* Short exercise: What follows is a set of entries. Give them again exactly, without the pictures.

* Dataset items:
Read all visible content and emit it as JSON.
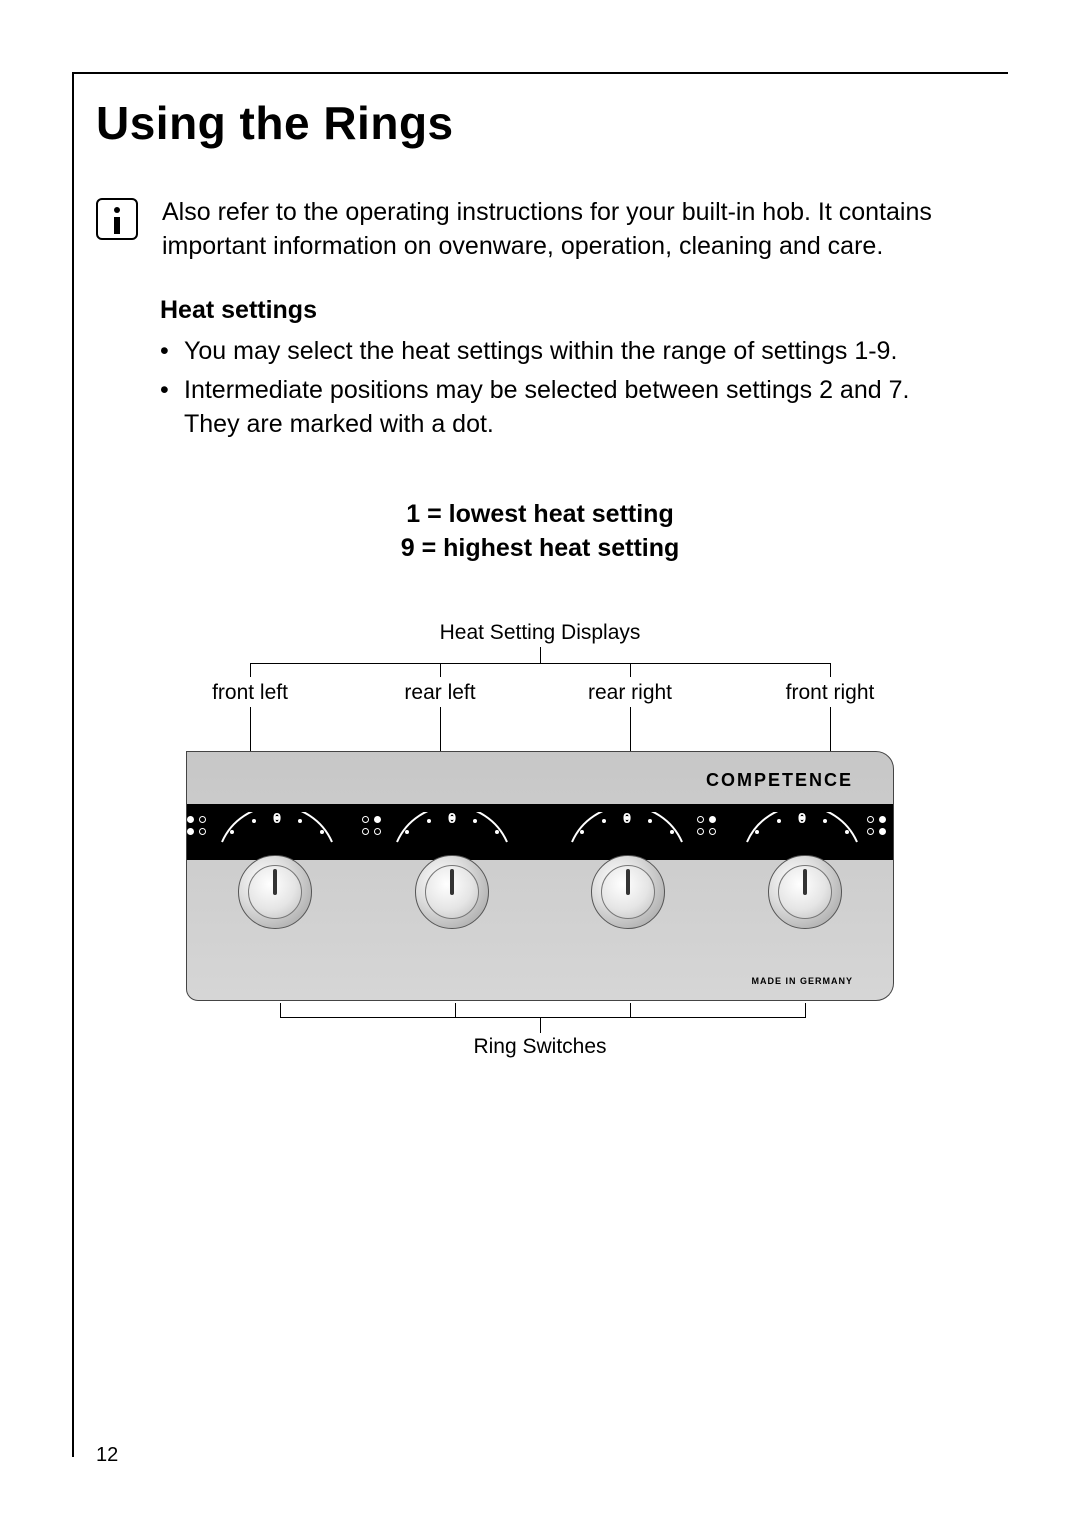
{
  "page_number": "12",
  "title": "Using the Rings",
  "info_paragraph": "Also refer to the operating instructions for your built-in hob. It contains important information on ovenware, operation, cleaning and care.",
  "heat_settings": {
    "heading": "Heat settings",
    "bullets": [
      "You may select the heat settings within the range of settings 1-9.",
      "Intermediate positions may be selected between settings 2 and 7. They are marked with a dot."
    ]
  },
  "legend": {
    "line1": "1 = lowest heat setting",
    "line2": "9 = highest heat setting"
  },
  "diagram": {
    "top_label": "Heat Setting Displays",
    "positions": [
      "front left",
      "rear left",
      "rear right",
      "front right"
    ],
    "brand": "COMPETENCE",
    "zero_label": "0",
    "made_in": "MADE IN GERMANY",
    "bottom_label": "Ring Switches"
  }
}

* Task answer:
Read all visible content and emit it as JSON.
{
  "page_number": "12",
  "title": "Using the Rings",
  "info_paragraph": "Also refer to the operating instructions for your built-in hob. It contains important information on ovenware, operation, cleaning and care.",
  "heat_settings": {
    "heading": "Heat settings",
    "bullets": [
      "You may select the heat settings within the range of settings 1-9.",
      "Intermediate positions may be selected between settings 2 and 7. They are marked with a dot."
    ]
  },
  "legend": {
    "line1": "1 = lowest heat setting",
    "line2": "9 = highest heat setting"
  },
  "diagram": {
    "top_label": "Heat Setting Displays",
    "positions": [
      "front left",
      "rear left",
      "rear right",
      "front right"
    ],
    "brand": "COMPETENCE",
    "zero_label": "0",
    "made_in": "MADE IN GERMANY",
    "bottom_label": "Ring Switches"
  }
}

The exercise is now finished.